Retype each entry below exactly as it stands.

Lines of data

/---

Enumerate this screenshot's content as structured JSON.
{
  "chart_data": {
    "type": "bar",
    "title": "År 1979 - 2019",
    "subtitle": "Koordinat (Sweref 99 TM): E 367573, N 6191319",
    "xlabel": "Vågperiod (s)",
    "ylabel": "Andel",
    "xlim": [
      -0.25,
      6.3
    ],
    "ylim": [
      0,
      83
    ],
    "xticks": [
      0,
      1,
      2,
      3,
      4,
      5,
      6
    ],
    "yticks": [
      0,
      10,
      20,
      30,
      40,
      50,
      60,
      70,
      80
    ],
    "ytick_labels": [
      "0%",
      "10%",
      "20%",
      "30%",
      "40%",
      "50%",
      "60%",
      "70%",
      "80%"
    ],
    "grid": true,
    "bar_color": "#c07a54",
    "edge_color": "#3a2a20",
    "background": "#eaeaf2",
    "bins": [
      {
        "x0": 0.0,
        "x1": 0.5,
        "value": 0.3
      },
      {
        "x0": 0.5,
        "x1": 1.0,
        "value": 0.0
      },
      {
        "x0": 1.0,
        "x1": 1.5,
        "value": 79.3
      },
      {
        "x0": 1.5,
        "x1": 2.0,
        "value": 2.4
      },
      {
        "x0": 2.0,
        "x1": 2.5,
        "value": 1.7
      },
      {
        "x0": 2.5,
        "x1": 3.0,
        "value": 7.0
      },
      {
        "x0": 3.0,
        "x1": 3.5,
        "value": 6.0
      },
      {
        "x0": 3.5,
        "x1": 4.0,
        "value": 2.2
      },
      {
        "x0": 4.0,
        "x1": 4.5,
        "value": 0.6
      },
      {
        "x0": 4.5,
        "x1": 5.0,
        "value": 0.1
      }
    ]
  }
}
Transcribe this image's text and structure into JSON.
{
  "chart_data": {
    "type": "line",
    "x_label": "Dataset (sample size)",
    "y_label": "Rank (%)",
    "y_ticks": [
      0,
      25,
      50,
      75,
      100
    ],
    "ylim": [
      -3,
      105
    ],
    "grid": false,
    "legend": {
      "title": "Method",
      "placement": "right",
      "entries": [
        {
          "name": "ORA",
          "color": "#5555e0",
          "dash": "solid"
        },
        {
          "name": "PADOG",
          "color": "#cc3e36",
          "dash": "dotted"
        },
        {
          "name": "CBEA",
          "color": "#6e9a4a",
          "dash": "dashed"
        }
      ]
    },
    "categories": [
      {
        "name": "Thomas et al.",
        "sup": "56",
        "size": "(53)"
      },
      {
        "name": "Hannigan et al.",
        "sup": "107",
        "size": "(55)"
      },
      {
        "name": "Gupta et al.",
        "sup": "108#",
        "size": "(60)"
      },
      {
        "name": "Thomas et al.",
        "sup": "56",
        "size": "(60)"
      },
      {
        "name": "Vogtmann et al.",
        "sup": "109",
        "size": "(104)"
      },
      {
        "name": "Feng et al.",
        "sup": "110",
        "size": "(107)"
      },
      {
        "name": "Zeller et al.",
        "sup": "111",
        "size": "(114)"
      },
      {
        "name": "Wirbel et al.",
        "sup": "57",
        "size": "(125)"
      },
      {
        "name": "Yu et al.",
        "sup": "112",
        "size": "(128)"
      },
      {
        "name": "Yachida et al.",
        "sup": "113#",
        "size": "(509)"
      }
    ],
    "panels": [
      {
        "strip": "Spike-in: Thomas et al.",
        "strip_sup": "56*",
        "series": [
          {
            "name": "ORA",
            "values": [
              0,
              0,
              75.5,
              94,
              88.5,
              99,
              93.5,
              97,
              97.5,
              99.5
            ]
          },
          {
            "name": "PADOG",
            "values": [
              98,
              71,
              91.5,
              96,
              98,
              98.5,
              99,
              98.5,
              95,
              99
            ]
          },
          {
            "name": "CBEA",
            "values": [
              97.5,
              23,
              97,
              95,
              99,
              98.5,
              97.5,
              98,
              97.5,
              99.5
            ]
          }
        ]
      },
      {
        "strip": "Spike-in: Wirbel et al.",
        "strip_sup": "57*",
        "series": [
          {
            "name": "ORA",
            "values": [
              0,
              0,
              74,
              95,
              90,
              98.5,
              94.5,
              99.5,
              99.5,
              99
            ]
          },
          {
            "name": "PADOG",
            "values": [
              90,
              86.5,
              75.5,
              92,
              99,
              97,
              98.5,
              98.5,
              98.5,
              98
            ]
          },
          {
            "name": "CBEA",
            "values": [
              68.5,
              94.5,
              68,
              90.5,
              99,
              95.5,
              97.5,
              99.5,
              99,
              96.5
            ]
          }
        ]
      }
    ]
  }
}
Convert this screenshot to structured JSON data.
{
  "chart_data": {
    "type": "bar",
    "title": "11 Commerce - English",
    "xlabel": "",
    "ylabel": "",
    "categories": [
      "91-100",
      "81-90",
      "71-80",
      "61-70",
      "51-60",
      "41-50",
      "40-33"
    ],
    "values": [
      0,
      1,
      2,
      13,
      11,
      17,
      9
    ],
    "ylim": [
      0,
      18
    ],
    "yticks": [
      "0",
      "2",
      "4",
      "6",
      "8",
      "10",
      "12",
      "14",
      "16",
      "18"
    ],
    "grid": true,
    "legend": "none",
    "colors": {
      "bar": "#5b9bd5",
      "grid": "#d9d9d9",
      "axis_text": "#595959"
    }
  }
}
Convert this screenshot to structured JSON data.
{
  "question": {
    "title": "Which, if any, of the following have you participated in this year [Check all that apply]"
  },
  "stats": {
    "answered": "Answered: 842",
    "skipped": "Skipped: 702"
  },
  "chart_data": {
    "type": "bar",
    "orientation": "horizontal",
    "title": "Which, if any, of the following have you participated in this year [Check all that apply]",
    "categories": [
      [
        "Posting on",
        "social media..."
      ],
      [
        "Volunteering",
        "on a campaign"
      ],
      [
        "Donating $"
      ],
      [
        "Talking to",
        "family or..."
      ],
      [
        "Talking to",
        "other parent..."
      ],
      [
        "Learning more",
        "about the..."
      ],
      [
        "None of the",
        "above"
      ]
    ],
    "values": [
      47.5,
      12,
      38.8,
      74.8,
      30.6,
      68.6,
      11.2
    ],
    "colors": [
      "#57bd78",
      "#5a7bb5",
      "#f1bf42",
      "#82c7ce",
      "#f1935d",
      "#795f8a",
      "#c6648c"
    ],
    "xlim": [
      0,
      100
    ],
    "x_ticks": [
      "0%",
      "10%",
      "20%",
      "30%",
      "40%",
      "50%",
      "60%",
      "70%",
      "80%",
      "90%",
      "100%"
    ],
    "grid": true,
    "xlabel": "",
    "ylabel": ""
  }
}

\---

» Output of the exercise:
Enumerate this screenshot's content as structured JSON.
{
  "chart_data": {
    "type": "bar",
    "title": "År 1979 - 2019",
    "subtitle": "Koordinat (Sweref 99 TM): E 367573, N 6191319",
    "xlabel": "Vågperiod (s)",
    "ylabel": "Andel",
    "xlim": [
      -0.25,
      6.3
    ],
    "ylim": [
      0,
      83
    ],
    "xticks": [
      0,
      1,
      2,
      3,
      4,
      5,
      6
    ],
    "yticks": [
      0,
      10,
      20,
      30,
      40,
      50,
      60,
      70,
      80
    ],
    "ytick_labels": [
      "0%",
      "10%",
      "20%",
      "30%",
      "40%",
      "50%",
      "60%",
      "70%",
      "80%"
    ],
    "grid": true,
    "bar_color": "#c07a54",
    "edge_color": "#3a2a20",
    "background": "#eaeaf2",
    "bins": [
      {
        "x0": 0.0,
        "x1": 0.5,
        "value": 0.3
      },
      {
        "x0": 0.5,
        "x1": 1.0,
        "value": 0.0
      },
      {
        "x0": 1.0,
        "x1": 1.5,
        "value": 79.3
      },
      {
        "x0": 1.5,
        "x1": 2.0,
        "value": 2.4
      },
      {
        "x0": 2.0,
        "x1": 2.5,
        "value": 1.7
      },
      {
        "x0": 2.5,
        "x1": 3.0,
        "value": 7.0
      },
      {
        "x0": 3.0,
        "x1": 3.5,
        "value": 6.0
      },
      {
        "x0": 3.5,
        "x1": 4.0,
        "value": 2.2
      },
      {
        "x0": 4.0,
        "x1": 4.5,
        "value": 0.6
      },
      {
        "x0": 4.5,
        "x1": 5.0,
        "value": 0.1
      }
    ]
  }
}
Transcribe this image's text and structure into JSON.
{
  "chart_data": {
    "type": "line",
    "x_label": "Dataset (sample size)",
    "y_label": "Rank (%)",
    "y_ticks": [
      0,
      25,
      50,
      75,
      100
    ],
    "ylim": [
      -3,
      105
    ],
    "grid": false,
    "legend": {
      "title": "Method",
      "placement": "right",
      "entries": [
        {
          "name": "ORA",
          "color": "#5555e0",
          "dash": "solid"
        },
        {
          "name": "PADOG",
          "color": "#cc3e36",
          "dash": "dotted"
        },
        {
          "name": "CBEA",
          "color": "#6e9a4a",
          "dash": "dashed"
        }
      ]
    },
    "categories": [
      {
        "name": "Thomas et al.",
        "sup": "56",
        "size": "(53)"
      },
      {
        "name": "Hannigan et al.",
        "sup": "107",
        "size": "(55)"
      },
      {
        "name": "Gupta et al.",
        "sup": "108#",
        "size": "(60)"
      },
      {
        "name": "Thomas et al.",
        "sup": "56",
        "size": "(60)"
      },
      {
        "name": "Vogtmann et al.",
        "sup": "109",
        "size": "(104)"
      },
      {
        "name": "Feng et al.",
        "sup": "110",
        "size": "(107)"
      },
      {
        "name": "Zeller et al.",
        "sup": "111",
        "size": "(114)"
      },
      {
        "name": "Wirbel et al.",
        "sup": "57",
        "size": "(125)"
      },
      {
        "name": "Yu et al.",
        "sup": "112",
        "size": "(128)"
      },
      {
        "name": "Yachida et al.",
        "sup": "113#",
        "size": "(509)"
      }
    ],
    "panels": [
      {
        "strip": "Spike-in: Thomas et al.",
        "strip_sup": "56*",
        "series": [
          {
            "name": "ORA",
            "values": [
              0,
              0,
              75.5,
              94,
              88.5,
              99,
              93.5,
              97,
              97.5,
              99.5
            ]
          },
          {
            "name": "PADOG",
            "values": [
              98,
              71,
              91.5,
              96,
              98,
              98.5,
              99,
              98.5,
              95,
              99
            ]
          },
          {
            "name": "CBEA",
            "values": [
              97.5,
              23,
              97,
              95,
              99,
              98.5,
              97.5,
              98,
              97.5,
              99.5
            ]
          }
        ]
      },
      {
        "strip": "Spike-in: Wirbel et al.",
        "strip_sup": "57*",
        "series": [
          {
            "name": "ORA",
            "values": [
              0,
              0,
              74,
              95,
              90,
              98.5,
              94.5,
              99.5,
              99.5,
              99
            ]
          },
          {
            "name": "PADOG",
            "values": [
              90,
              86.5,
              75.5,
              92,
              99,
              97,
              98.5,
              98.5,
              98.5,
              98
            ]
          },
          {
            "name": "CBEA",
            "values": [
              68.5,
              94.5,
              68,
              90.5,
              99,
              95.5,
              97.5,
              99.5,
              99,
              96.5
            ]
          }
        ]
      }
    ]
  }
}
Convert this screenshot to structured JSON data.
{
  "chart_data": {
    "type": "bar",
    "title": "11 Commerce - English",
    "xlabel": "",
    "ylabel": "",
    "categories": [
      "91-100",
      "81-90",
      "71-80",
      "61-70",
      "51-60",
      "41-50",
      "40-33"
    ],
    "values": [
      0,
      1,
      2,
      13,
      11,
      17,
      9
    ],
    "ylim": [
      0,
      18
    ],
    "yticks": [
      "0",
      "2",
      "4",
      "6",
      "8",
      "10",
      "12",
      "14",
      "16",
      "18"
    ],
    "grid": true,
    "legend": "none",
    "colors": {
      "bar": "#5b9bd5",
      "grid": "#d9d9d9",
      "axis_text": "#595959"
    }
  }
}
Convert this screenshot to structured JSON data.
{
  "question": {
    "title": "Which, if any, of the following have you participated in this year [Check all that apply]"
  },
  "stats": {
    "answered": "Answered: 842",
    "skipped": "Skipped: 702"
  },
  "chart_data": {
    "type": "bar",
    "orientation": "horizontal",
    "title": "Which, if any, of the following have you participated in this year [Check all that apply]",
    "categories": [
      [
        "Posting on",
        "social media..."
      ],
      [
        "Volunteering",
        "on a campaign"
      ],
      [
        "Donating $"
      ],
      [
        "Talking to",
        "family or..."
      ],
      [
        "Talking to",
        "other parent..."
      ],
      [
        "Learning more",
        "about the..."
      ],
      [
        "None of the",
        "above"
      ]
    ],
    "values": [
      47.5,
      12,
      38.8,
      74.8,
      30.6,
      68.6,
      11.2
    ],
    "colors": [
      "#57bd78",
      "#5a7bb5",
      "#f1bf42",
      "#82c7ce",
      "#f1935d",
      "#795f8a",
      "#c6648c"
    ],
    "xlim": [
      0,
      100
    ],
    "x_ticks": [
      "0%",
      "10%",
      "20%",
      "30%",
      "40%",
      "50%",
      "60%",
      "70%",
      "80%",
      "90%",
      "100%"
    ],
    "grid": true,
    "xlabel": "",
    "ylabel": ""
  }
}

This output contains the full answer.